Exercise requirements:
Of all the lines in the material, how many include the word "在职党员进社区双报到"? Give only the number.

Entries:
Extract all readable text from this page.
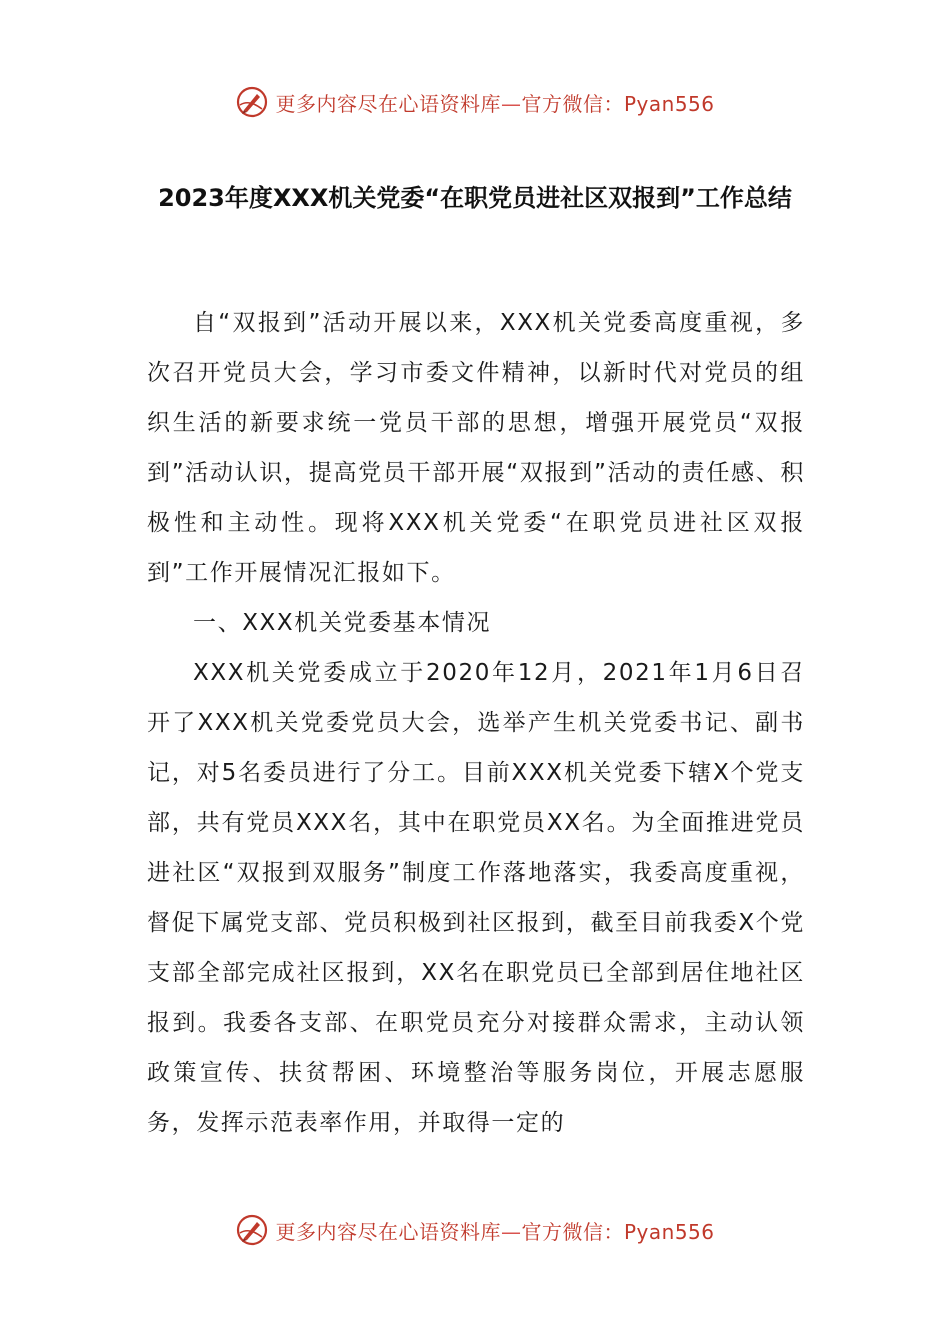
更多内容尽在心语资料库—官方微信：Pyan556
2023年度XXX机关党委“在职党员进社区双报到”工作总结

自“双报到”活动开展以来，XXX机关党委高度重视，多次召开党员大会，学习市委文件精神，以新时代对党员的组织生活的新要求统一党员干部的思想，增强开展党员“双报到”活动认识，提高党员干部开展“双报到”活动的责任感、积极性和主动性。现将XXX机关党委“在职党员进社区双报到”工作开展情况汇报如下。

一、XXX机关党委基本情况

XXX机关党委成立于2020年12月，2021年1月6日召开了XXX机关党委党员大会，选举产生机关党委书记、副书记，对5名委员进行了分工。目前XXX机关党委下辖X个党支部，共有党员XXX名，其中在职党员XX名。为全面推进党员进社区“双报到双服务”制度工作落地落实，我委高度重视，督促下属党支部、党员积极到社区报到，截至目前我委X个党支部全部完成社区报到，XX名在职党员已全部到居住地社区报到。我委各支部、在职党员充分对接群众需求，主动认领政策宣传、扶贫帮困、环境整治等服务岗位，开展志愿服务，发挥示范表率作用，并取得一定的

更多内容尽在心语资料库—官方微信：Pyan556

Task solution:
2